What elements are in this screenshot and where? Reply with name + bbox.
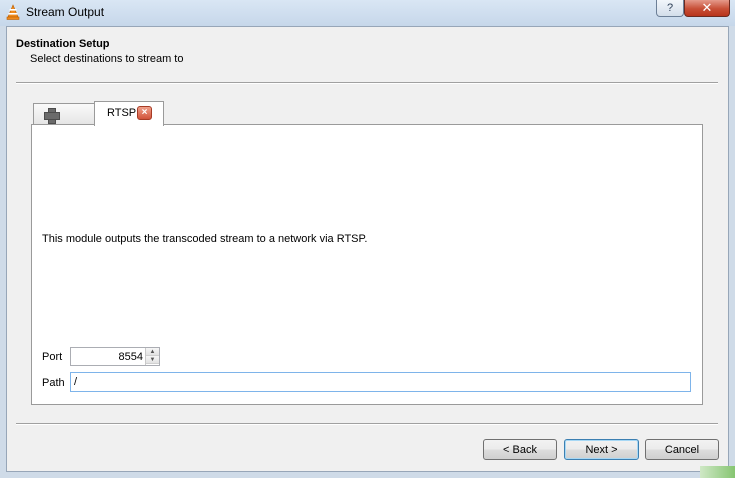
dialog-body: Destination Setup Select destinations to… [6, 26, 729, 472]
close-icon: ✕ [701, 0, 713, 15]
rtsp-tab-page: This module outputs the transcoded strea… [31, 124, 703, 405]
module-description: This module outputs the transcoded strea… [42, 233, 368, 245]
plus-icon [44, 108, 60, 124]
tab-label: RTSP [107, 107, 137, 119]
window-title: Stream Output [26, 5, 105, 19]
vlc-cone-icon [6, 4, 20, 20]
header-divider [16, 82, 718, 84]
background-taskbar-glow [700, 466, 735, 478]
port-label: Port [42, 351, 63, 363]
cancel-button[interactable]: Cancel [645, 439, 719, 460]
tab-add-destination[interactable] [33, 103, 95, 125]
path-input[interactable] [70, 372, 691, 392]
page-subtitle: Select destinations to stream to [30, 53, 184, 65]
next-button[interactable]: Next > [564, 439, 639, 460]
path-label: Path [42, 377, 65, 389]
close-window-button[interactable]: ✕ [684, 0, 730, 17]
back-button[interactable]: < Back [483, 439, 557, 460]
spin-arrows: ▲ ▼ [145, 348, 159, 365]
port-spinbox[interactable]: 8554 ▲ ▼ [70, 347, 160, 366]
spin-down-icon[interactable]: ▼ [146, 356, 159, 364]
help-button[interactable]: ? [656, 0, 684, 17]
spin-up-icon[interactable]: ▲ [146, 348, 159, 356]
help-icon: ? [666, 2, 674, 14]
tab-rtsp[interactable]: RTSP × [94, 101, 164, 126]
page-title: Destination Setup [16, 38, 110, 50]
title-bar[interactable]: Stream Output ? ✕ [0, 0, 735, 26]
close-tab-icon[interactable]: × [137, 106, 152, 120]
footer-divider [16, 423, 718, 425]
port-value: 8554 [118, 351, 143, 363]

....

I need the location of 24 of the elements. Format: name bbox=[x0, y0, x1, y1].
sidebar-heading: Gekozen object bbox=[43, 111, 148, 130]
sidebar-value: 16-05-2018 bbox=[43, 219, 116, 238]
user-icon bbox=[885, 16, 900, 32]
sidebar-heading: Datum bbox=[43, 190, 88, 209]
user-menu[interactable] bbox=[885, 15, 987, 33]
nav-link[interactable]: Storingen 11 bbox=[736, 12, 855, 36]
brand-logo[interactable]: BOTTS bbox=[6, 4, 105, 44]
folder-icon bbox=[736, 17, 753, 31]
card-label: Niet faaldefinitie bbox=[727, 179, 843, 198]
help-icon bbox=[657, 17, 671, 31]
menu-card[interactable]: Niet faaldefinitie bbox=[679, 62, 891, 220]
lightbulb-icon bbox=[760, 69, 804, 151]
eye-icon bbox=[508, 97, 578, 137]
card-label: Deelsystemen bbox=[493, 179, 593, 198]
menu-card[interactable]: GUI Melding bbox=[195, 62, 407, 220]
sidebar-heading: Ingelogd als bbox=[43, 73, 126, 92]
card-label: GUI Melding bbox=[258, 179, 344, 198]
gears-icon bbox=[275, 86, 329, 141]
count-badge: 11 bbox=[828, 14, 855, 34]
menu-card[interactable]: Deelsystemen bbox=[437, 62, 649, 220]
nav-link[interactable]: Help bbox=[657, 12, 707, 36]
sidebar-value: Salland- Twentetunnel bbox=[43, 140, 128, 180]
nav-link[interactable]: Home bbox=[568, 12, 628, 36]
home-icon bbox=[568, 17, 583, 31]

....

◆ Task directions:
Collect every line of the entries above that contains the string "path", and copy each such line in full. Match case exactly.

◆ Output for this exercise:
path-input[interactable] [70, 372, 691, 392]
path-label: Path [42, 377, 65, 389]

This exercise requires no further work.